## AIM
From the entries that follow, gather each line holding the word "Axis".

(Data items)

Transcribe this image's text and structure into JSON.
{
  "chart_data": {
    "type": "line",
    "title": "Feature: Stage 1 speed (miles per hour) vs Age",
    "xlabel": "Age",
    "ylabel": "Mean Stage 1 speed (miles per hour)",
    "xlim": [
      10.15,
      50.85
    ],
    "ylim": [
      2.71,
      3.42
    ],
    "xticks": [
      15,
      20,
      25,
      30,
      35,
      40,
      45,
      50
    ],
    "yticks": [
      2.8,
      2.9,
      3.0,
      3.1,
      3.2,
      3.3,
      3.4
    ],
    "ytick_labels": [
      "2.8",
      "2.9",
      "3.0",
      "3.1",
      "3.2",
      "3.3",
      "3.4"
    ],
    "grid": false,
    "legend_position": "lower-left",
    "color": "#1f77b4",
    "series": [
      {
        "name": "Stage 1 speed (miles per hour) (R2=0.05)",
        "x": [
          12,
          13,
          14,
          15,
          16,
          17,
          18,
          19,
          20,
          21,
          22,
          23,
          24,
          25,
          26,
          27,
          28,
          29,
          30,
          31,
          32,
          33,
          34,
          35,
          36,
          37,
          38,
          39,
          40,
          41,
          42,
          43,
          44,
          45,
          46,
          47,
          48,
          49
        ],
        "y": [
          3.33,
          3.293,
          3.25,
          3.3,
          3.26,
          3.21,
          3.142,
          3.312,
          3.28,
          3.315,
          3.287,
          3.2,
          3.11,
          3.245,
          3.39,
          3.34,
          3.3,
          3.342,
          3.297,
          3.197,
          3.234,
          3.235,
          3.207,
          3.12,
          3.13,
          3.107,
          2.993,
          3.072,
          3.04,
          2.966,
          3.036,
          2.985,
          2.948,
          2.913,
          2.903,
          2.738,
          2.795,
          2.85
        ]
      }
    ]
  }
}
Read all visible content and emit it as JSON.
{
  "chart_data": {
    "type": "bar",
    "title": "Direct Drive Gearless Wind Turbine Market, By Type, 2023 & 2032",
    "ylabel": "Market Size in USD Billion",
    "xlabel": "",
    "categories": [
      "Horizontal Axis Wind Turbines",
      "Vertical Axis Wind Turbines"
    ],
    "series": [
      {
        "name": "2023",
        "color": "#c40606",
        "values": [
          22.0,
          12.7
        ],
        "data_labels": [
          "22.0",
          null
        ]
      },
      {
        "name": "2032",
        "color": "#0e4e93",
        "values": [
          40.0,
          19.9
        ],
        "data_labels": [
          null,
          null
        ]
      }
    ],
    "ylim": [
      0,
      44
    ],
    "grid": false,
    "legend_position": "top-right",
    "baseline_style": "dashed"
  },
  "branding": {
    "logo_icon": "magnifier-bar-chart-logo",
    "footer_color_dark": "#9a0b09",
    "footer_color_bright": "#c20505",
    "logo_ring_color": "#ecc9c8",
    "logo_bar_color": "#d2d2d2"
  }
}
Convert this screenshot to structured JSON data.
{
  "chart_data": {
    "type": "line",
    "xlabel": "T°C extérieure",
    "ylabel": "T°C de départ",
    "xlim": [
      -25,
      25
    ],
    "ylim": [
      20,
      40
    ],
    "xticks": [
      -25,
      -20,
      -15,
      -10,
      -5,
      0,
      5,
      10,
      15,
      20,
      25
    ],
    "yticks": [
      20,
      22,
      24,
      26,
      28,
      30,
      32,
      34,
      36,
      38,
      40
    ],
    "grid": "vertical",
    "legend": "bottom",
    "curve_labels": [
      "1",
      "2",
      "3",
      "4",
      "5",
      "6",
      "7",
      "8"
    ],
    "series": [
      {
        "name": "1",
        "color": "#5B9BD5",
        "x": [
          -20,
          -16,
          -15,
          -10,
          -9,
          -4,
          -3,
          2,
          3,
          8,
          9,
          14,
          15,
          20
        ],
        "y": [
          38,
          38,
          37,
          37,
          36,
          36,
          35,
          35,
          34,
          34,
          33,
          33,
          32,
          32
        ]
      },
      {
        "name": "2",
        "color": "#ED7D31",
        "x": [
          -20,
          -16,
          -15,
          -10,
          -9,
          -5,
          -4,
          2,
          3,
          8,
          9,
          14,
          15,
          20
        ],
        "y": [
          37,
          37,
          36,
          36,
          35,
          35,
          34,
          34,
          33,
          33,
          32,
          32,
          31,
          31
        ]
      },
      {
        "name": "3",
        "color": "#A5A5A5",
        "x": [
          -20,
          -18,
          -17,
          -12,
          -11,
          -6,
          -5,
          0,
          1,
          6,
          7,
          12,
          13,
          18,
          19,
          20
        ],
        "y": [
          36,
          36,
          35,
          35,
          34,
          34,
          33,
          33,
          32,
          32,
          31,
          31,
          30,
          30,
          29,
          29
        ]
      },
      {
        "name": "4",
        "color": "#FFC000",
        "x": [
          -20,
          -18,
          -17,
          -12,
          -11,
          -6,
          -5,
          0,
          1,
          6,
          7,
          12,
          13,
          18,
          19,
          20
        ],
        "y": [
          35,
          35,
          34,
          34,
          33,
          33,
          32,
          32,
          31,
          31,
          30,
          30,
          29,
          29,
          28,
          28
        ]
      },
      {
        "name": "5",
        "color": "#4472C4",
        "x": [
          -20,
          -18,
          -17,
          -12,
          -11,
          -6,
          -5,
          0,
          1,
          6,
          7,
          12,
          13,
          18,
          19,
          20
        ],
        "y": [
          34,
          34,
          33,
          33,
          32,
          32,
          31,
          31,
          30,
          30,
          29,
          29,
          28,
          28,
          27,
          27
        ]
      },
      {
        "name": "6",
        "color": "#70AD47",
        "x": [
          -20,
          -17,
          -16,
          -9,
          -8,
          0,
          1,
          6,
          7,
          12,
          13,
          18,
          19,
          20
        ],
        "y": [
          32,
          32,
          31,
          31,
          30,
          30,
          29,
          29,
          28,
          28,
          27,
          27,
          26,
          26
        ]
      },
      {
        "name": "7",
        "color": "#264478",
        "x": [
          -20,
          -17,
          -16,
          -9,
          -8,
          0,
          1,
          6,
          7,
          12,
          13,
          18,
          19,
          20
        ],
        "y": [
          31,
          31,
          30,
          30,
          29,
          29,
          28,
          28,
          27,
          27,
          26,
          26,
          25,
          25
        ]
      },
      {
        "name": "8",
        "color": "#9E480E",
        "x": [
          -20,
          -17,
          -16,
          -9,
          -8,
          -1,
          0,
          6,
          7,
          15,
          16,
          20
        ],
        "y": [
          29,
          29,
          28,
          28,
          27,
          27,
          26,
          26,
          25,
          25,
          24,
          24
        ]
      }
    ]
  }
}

## SOLVED PROBLEM
      "Horizontal Axis Wind Turbines",
      "Vertical Axis Wind Turbines"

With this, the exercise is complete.